Dataset rows about figures:
***

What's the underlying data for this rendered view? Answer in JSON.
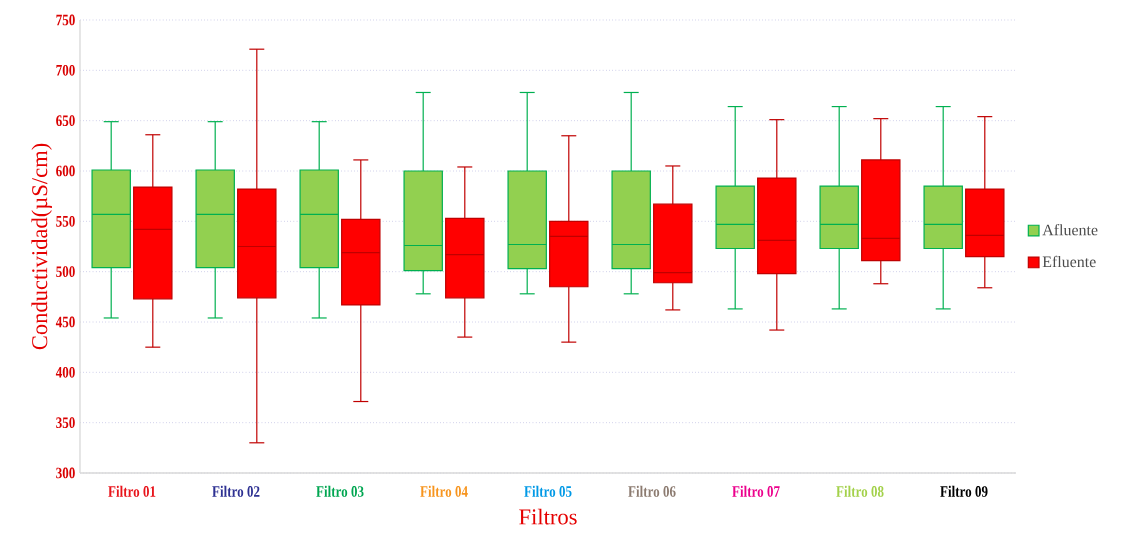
{
  "chart_data": {
    "type": "box",
    "xlabel": "Filtros",
    "ylabel": "Conductividad(µS/cm)",
    "categories": [
      "Filtro 01",
      "Filtro 02",
      "Filtro 03",
      "Filtro 04",
      "Filtro 05",
      "Filtro 06",
      "Filtro 07",
      "Filtro 08",
      "Filtro 09"
    ],
    "ylim": [
      300,
      750
    ],
    "yticks": [
      300,
      350,
      400,
      450,
      500,
      550,
      600,
      650,
      700,
      750
    ],
    "grid": "y",
    "legend": "right",
    "series": [
      {
        "name": "Afluente",
        "color": "#92d050",
        "boxes": [
          {
            "low": 454,
            "q1": 504,
            "median": 557,
            "q3": 601,
            "high": 649
          },
          {
            "low": 454,
            "q1": 504,
            "median": 557,
            "q3": 601,
            "high": 649
          },
          {
            "low": 454,
            "q1": 504,
            "median": 557,
            "q3": 601,
            "high": 649
          },
          {
            "low": 478,
            "q1": 501,
            "median": 526,
            "q3": 600,
            "high": 678
          },
          {
            "low": 478,
            "q1": 503,
            "median": 527,
            "q3": 600,
            "high": 678
          },
          {
            "low": 478,
            "q1": 503,
            "median": 527,
            "q3": 600,
            "high": 678
          },
          {
            "low": 463,
            "q1": 523,
            "median": 547,
            "q3": 585,
            "high": 664
          },
          {
            "low": 463,
            "q1": 523,
            "median": 547,
            "q3": 585,
            "high": 664
          },
          {
            "low": 463,
            "q1": 523,
            "median": 547,
            "q3": 585,
            "high": 664
          }
        ]
      },
      {
        "name": "Efluente",
        "color": "#ff0000",
        "boxes": [
          {
            "low": 425,
            "q1": 473,
            "median": 542,
            "q3": 584,
            "high": 636
          },
          {
            "low": 330,
            "q1": 474,
            "median": 525,
            "q3": 582,
            "high": 721
          },
          {
            "low": 371,
            "q1": 467,
            "median": 519,
            "q3": 552,
            "high": 611
          },
          {
            "low": 435,
            "q1": 474,
            "median": 517,
            "q3": 553,
            "high": 604
          },
          {
            "low": 430,
            "q1": 485,
            "median": 535,
            "q3": 550,
            "high": 635
          },
          {
            "low": 462,
            "q1": 489,
            "median": 499,
            "q3": 567,
            "high": 605
          },
          {
            "low": 442,
            "q1": 498,
            "median": 531,
            "q3": 593,
            "high": 651
          },
          {
            "low": 488,
            "q1": 511,
            "median": 533,
            "q3": 611,
            "high": 652
          },
          {
            "low": 484,
            "q1": 515,
            "median": 536,
            "q3": 582,
            "high": 654
          }
        ]
      }
    ]
  }
}
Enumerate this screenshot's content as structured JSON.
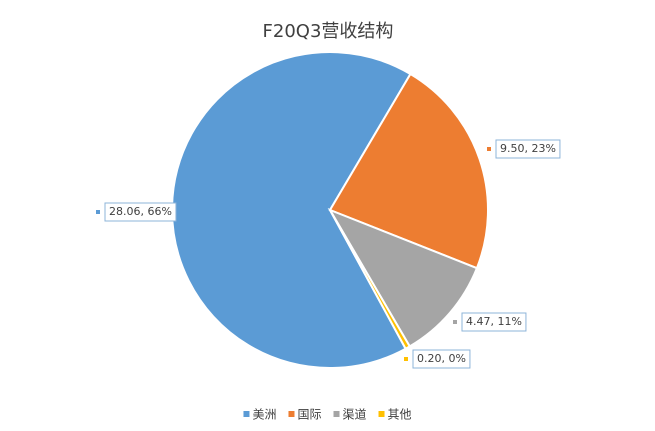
{
  "chart_data": {
    "type": "pie",
    "title": "F20Q3营收结构",
    "categories": [
      "美洲",
      "国际",
      "渠道",
      "其他"
    ],
    "values": [
      28.06,
      9.5,
      4.47,
      0.2
    ],
    "value_labels": [
      "28.06, 66%",
      "9.50, 23%",
      "4.47, 11%",
      "0.20, 0%"
    ],
    "colors": [
      "#5b9bd5",
      "#ed7d31",
      "#a5a5a5",
      "#ffc000"
    ],
    "legend": "bottom"
  }
}
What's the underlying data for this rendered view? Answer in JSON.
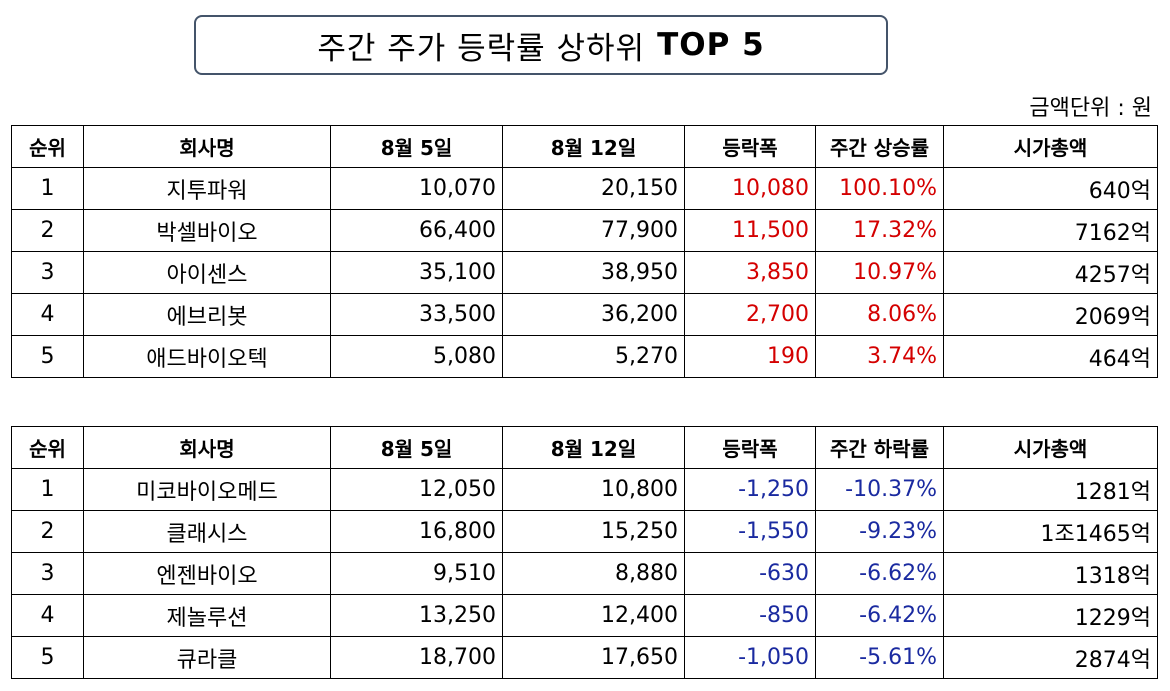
{
  "title": {
    "normal": "주간 주가 등락률 상하위",
    "bold": "TOP 5"
  },
  "unit_note": "금액단위 : 원",
  "colors": {
    "rise": "#d40000",
    "fall": "#1a2aa0",
    "title_border": "#44546a"
  },
  "rise_table": {
    "headers": [
      "순위",
      "회사명",
      "8월 5일",
      "8월 12일",
      "등락폭",
      "주간 상승률",
      "시가총액"
    ],
    "rows": [
      [
        "1",
        "지투파워",
        "10,070",
        "20,150",
        "10,080",
        "100.10%",
        "640억"
      ],
      [
        "2",
        "박셀바이오",
        "66,400",
        "77,900",
        "11,500",
        "17.32%",
        "7162억"
      ],
      [
        "3",
        "아이센스",
        "35,100",
        "38,950",
        "3,850",
        "10.97%",
        "4257억"
      ],
      [
        "4",
        "에브리봇",
        "33,500",
        "36,200",
        "2,700",
        "8.06%",
        "2069억"
      ],
      [
        "5",
        "애드바이오텍",
        "5,080",
        "5,270",
        "190",
        "3.74%",
        "464억"
      ]
    ]
  },
  "fall_table": {
    "headers": [
      "순위",
      "회사명",
      "8월 5일",
      "8월 12일",
      "등락폭",
      "주간 하락률",
      "시가총액"
    ],
    "rows": [
      [
        "1",
        "미코바이오메드",
        "12,050",
        "10,800",
        "-1,250",
        "-10.37%",
        "1281억"
      ],
      [
        "2",
        "클래시스",
        "16,800",
        "15,250",
        "-1,550",
        "-9.23%",
        "1조1465억"
      ],
      [
        "3",
        "엔젠바이오",
        "9,510",
        "8,880",
        "-630",
        "-6.62%",
        "1318억"
      ],
      [
        "4",
        "제놀루션",
        "13,250",
        "12,400",
        "-850",
        "-6.42%",
        "1229억"
      ],
      [
        "5",
        "큐라클",
        "18,700",
        "17,650",
        "-1,050",
        "-5.61%",
        "2874억"
      ]
    ]
  }
}
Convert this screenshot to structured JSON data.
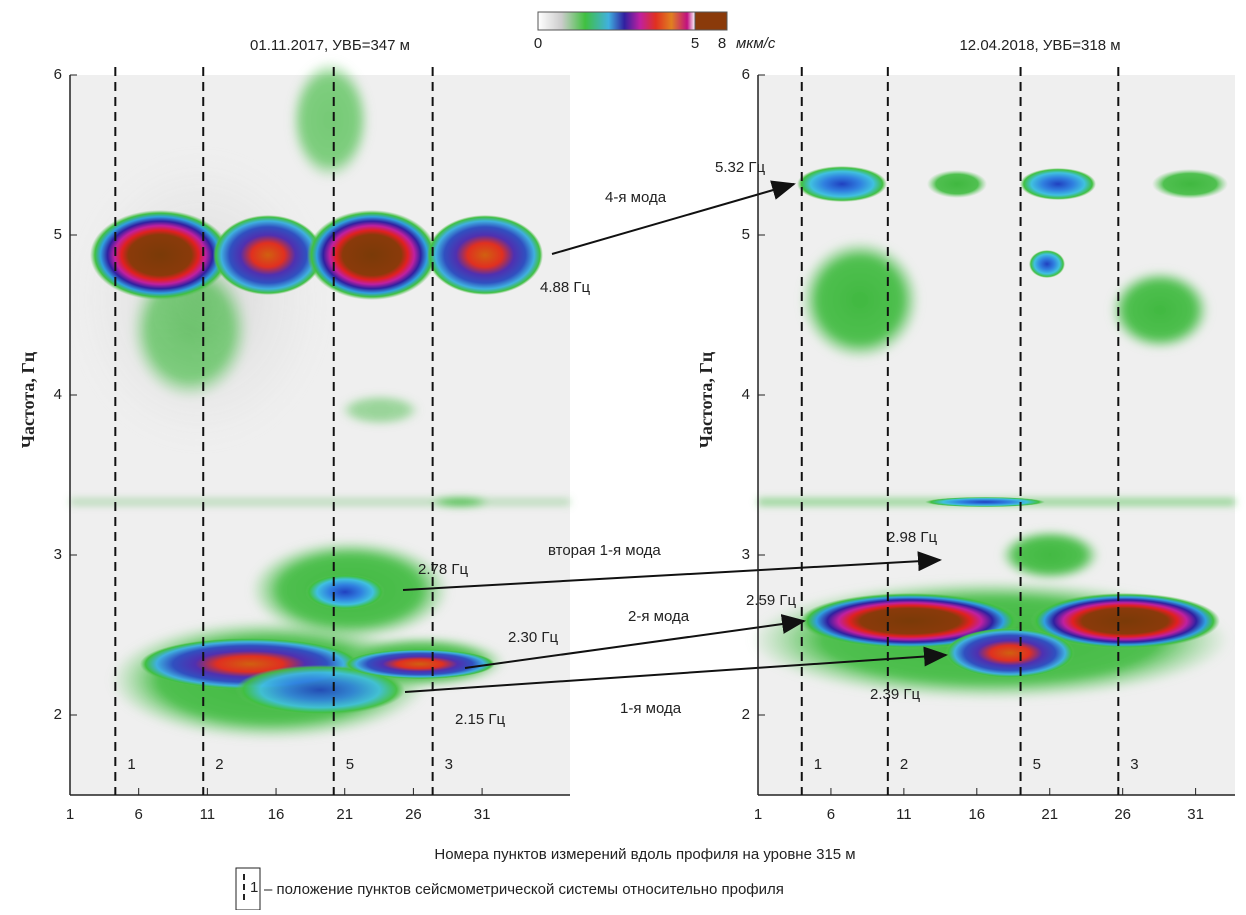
{
  "chart_data": [
    {
      "type": "heatmap",
      "title": "01.11.2017, УВБ=347 м",
      "ylabel": "Частота, Гц",
      "xlim": [
        1,
        37.4
      ],
      "xticks": [
        1,
        6,
        11,
        16,
        21,
        26,
        31
      ],
      "ylim": [
        1.5,
        6
      ],
      "yticks": [
        2,
        3,
        4,
        5,
        6
      ],
      "stations": [
        {
          "x": 4.3,
          "label": "1"
        },
        {
          "x": 10.7,
          "label": "2"
        },
        {
          "x": 20.2,
          "label": "5"
        },
        {
          "x": 27.4,
          "label": "3"
        }
      ],
      "annotations": [
        "4.88 Гц",
        "2.78 Гц",
        "2.30 Гц",
        "2.15 Гц"
      ]
    },
    {
      "type": "heatmap",
      "title": "12.04.2018, УВБ=318 м",
      "ylabel": "Частота, Гц",
      "xlim": [
        1,
        33.7
      ],
      "xticks": [
        1,
        6,
        11,
        16,
        21,
        26,
        31
      ],
      "ylim": [
        1.5,
        6
      ],
      "yticks": [
        2,
        3,
        4,
        5,
        6
      ],
      "stations": [
        {
          "x": 4.0,
          "label": "1"
        },
        {
          "x": 9.9,
          "label": "2"
        },
        {
          "x": 19.0,
          "label": "5"
        },
        {
          "x": 25.7,
          "label": "3"
        }
      ],
      "annotations": [
        "5.32 Гц",
        "2.98 Гц",
        "2.59 Гц",
        "2.39 Гц"
      ]
    }
  ],
  "colorbar": {
    "ticks": [
      0,
      5,
      8
    ],
    "unit": "мкм/с"
  },
  "arrows": [
    "4-я мода",
    "вторая 1-я мода",
    "2-я мода",
    "1-я мода"
  ],
  "xlabel": "Номера пунктов измерений вдоль профиля на уровне 315 м",
  "legend": {
    "marker": "1",
    "text": "– положение пунктов сейсмометрической системы относительно профиля"
  }
}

***

* [DIRECTIONS]: Copy each line exactly, and leave the pictures out of your copy.

* [RESULT]:
What's the underlying data for this rendered view? Answer in JSON.
{
  "chart_data": {
    "type": "box",
    "xlabel": "Filtros",
    "ylabel": "Conductividad(µS/cm)",
    "categories": [
      "Filtro 01",
      "Filtro 02",
      "Filtro 03",
      "Filtro 04",
      "Filtro 05",
      "Filtro 06",
      "Filtro 07",
      "Filtro 08",
      "Filtro 09"
    ],
    "ylim": [
      300,
      750
    ],
    "yticks": [
      300,
      350,
      400,
      450,
      500,
      550,
      600,
      650,
      700,
      750
    ],
    "grid": "y",
    "legend": "right",
    "series": [
      {
        "name": "Afluente",
        "color": "#92d050",
        "boxes": [
          {
            "low": 454,
            "q1": 504,
            "median": 557,
            "q3": 601,
            "high": 649
          },
          {
            "low": 454,
            "q1": 504,
            "median": 557,
            "q3": 601,
            "high": 649
          },
          {
            "low": 454,
            "q1": 504,
            "median": 557,
            "q3": 601,
            "high": 649
          },
          {
            "low": 478,
            "q1": 501,
            "median": 526,
            "q3": 600,
            "high": 678
          },
          {
            "low": 478,
            "q1": 503,
            "median": 527,
            "q3": 600,
            "high": 678
          },
          {
            "low": 478,
            "q1": 503,
            "median": 527,
            "q3": 600,
            "high": 678
          },
          {
            "low": 463,
            "q1": 523,
            "median": 547,
            "q3": 585,
            "high": 664
          },
          {
            "low": 463,
            "q1": 523,
            "median": 547,
            "q3": 585,
            "high": 664
          },
          {
            "low": 463,
            "q1": 523,
            "median": 547,
            "q3": 585,
            "high": 664
          }
        ]
      },
      {
        "name": "Efluente",
        "color": "#ff0000",
        "boxes": [
          {
            "low": 425,
            "q1": 473,
            "median": 542,
            "q3": 584,
            "high": 636
          },
          {
            "low": 330,
            "q1": 474,
            "median": 525,
            "q3": 582,
            "high": 721
          },
          {
            "low": 371,
            "q1": 467,
            "median": 519,
            "q3": 552,
            "high": 611
          },
          {
            "low": 435,
            "q1": 474,
            "median": 517,
            "q3": 553,
            "high": 604
          },
          {
            "low": 430,
            "q1": 485,
            "median": 535,
            "q3": 550,
            "high": 635
          },
          {
            "low": 462,
            "q1": 489,
            "median": 499,
            "q3": 567,
            "high": 605
          },
          {
            "low": 442,
            "q1": 498,
            "median": 531,
            "q3": 593,
            "high": 651
          },
          {
            "low": 488,
            "q1": 511,
            "median": 533,
            "q3": 611,
            "high": 652
          },
          {
            "low": 484,
            "q1": 515,
            "median": 536,
            "q3": 582,
            "high": 654
          }
        ]
      }
    ]
  }
}
Enumerate this screenshot's content as structured JSON.
{
  "chart_data": {
    "type": "pie",
    "title": "F20Q3营收结构",
    "categories": [
      "美洲",
      "国际",
      "渠道",
      "其他"
    ],
    "values": [
      28.06,
      9.5,
      4.47,
      0.2
    ],
    "value_labels": [
      "28.06, 66%",
      "9.50, 23%",
      "4.47, 11%",
      "0.20, 0%"
    ],
    "colors": [
      "#5b9bd5",
      "#ed7d31",
      "#a5a5a5",
      "#ffc000"
    ],
    "legend": "bottom"
  }
}
What's the underlying data for this rendered view? Answer in JSON.
{
  "title": {
    "normal": "주간 주가 등락률 상하위",
    "bold": "TOP 5"
  },
  "unit_note": "금액단위 : 원",
  "colors": {
    "rise": "#d40000",
    "fall": "#1a2aa0",
    "title_border": "#44546a"
  },
  "rise_table": {
    "headers": [
      "순위",
      "회사명",
      "8월 5일",
      "8월 12일",
      "등락폭",
      "주간 상승률",
      "시가총액"
    ],
    "rows": [
      [
        "1",
        "지투파워",
        "10,070",
        "20,150",
        "10,080",
        "100.10%",
        "640억"
      ],
      [
        "2",
        "박셀바이오",
        "66,400",
        "77,900",
        "11,500",
        "17.32%",
        "7162억"
      ],
      [
        "3",
        "아이센스",
        "35,100",
        "38,950",
        "3,850",
        "10.97%",
        "4257억"
      ],
      [
        "4",
        "에브리봇",
        "33,500",
        "36,200",
        "2,700",
        "8.06%",
        "2069억"
      ],
      [
        "5",
        "애드바이오텍",
        "5,080",
        "5,270",
        "190",
        "3.74%",
        "464억"
      ]
    ]
  },
  "fall_table": {
    "headers": [
      "순위",
      "회사명",
      "8월 5일",
      "8월 12일",
      "등락폭",
      "주간 하락률",
      "시가총액"
    ],
    "rows": [
      [
        "1",
        "미코바이오메드",
        "12,050",
        "10,800",
        "-1,250",
        "-10.37%",
        "1281억"
      ],
      [
        "2",
        "클래시스",
        "16,800",
        "15,250",
        "-1,550",
        "-9.23%",
        "1조1465억"
      ],
      [
        "3",
        "엔젠바이오",
        "9,510",
        "8,880",
        "-630",
        "-6.62%",
        "1318억"
      ],
      [
        "4",
        "제놀루션",
        "13,250",
        "12,400",
        "-850",
        "-6.42%",
        "1229억"
      ],
      [
        "5",
        "큐라클",
        "18,700",
        "17,650",
        "-1,050",
        "-5.61%",
        "2874억"
      ]
    ]
  }
}
Convert this screenshot to structured JSON data.
{
  "chart_data": [
    {
      "type": "heatmap",
      "title": "01.11.2017, УВБ=347 м",
      "ylabel": "Частота, Гц",
      "xlim": [
        1,
        37.4
      ],
      "xticks": [
        1,
        6,
        11,
        16,
        21,
        26,
        31
      ],
      "ylim": [
        1.5,
        6
      ],
      "yticks": [
        2,
        3,
        4,
        5,
        6
      ],
      "stations": [
        {
          "x": 4.3,
          "label": "1"
        },
        {
          "x": 10.7,
          "label": "2"
        },
        {
          "x": 20.2,
          "label": "5"
        },
        {
          "x": 27.4,
          "label": "3"
        }
      ],
      "annotations": [
        "4.88 Гц",
        "2.78 Гц",
        "2.30 Гц",
        "2.15 Гц"
      ]
    },
    {
      "type": "heatmap",
      "title": "12.04.2018, УВБ=318 м",
      "ylabel": "Частота, Гц",
      "xlim": [
        1,
        33.7
      ],
      "xticks": [
        1,
        6,
        11,
        16,
        21,
        26,
        31
      ],
      "ylim": [
        1.5,
        6
      ],
      "yticks": [
        2,
        3,
        4,
        5,
        6
      ],
      "stations": [
        {
          "x": 4.0,
          "label": "1"
        },
        {
          "x": 9.9,
          "label": "2"
        },
        {
          "x": 19.0,
          "label": "5"
        },
        {
          "x": 25.7,
          "label": "3"
        }
      ],
      "annotations": [
        "5.32 Гц",
        "2.98 Гц",
        "2.59 Гц",
        "2.39 Гц"
      ]
    }
  ],
  "colorbar": {
    "ticks": [
      0,
      5,
      8
    ],
    "unit": "мкм/с"
  },
  "arrows": [
    "4-я мода",
    "вторая 1-я мода",
    "2-я мода",
    "1-я мода"
  ],
  "xlabel": "Номера пунктов измерений вдоль профиля на уровне 315 м",
  "legend": {
    "marker": "1",
    "text": "– положение пунктов сейсмометрической системы относительно профиля"
  }
}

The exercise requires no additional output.